--- Begin ---

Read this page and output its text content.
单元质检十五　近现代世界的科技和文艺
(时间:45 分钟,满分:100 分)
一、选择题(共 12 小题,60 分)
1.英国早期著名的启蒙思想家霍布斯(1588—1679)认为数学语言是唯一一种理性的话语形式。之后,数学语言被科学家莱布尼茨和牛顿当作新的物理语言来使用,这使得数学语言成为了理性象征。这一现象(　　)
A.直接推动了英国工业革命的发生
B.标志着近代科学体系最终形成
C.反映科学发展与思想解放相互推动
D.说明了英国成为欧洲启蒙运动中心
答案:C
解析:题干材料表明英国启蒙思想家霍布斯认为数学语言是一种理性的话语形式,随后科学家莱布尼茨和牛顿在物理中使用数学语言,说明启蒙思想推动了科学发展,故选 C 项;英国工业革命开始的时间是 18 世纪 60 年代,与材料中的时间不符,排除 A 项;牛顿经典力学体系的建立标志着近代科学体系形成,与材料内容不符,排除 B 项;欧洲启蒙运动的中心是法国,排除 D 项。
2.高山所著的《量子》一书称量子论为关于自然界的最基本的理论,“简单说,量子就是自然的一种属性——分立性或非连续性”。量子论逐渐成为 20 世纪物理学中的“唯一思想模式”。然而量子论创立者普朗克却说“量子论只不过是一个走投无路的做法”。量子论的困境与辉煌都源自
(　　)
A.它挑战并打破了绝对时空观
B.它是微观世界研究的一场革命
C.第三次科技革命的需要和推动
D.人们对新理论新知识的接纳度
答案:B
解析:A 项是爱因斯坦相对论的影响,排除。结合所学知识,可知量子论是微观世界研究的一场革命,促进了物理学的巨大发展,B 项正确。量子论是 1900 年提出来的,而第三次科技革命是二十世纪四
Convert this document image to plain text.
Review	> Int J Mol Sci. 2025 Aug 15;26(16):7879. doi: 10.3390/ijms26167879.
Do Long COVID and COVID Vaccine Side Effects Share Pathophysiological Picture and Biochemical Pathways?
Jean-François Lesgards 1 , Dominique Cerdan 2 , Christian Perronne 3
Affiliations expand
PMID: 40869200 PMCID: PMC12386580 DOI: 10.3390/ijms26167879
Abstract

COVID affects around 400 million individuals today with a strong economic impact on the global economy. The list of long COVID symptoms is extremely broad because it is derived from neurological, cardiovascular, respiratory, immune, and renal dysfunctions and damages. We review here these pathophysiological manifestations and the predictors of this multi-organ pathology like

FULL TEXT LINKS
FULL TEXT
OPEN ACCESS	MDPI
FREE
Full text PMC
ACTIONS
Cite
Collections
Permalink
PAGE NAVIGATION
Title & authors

--- End ---

Output an exact copy of the lines beginning at the one that holds "Convert this document image to plain text." and running through the final line of the records.

Convert this document image to plain text.
Review	> Int J Mol Sci. 2025 Aug 15;26(16):7879. doi: 10.3390/ijms26167879.
Do Long COVID and COVID Vaccine Side Effects Share Pathophysiological Picture and Biochemical Pathways?
Jean-François Lesgards 1 , Dominique Cerdan 2 , Christian Perronne 3
Affiliations expand
PMID: 40869200 PMCID: PMC12386580 DOI: 10.3390/ijms26167879
Abstract

COVID affects around 400 million individuals today with a strong economic impact on the global economy. The list of long COVID symptoms is extremely broad because it is derived from neurological, cardiovascular, respiratory, immune, and renal dysfunctions and damages. We review here these pathophysiological manifestations and the predictors of this multi-organ pathology like

FULL TEXT LINKS
FULL TEXT
OPEN ACCESS	MDPI
FREE
Full text PMC
ACTIONS
Cite
Collections
Permalink
PAGE NAVIGATION
Title & authors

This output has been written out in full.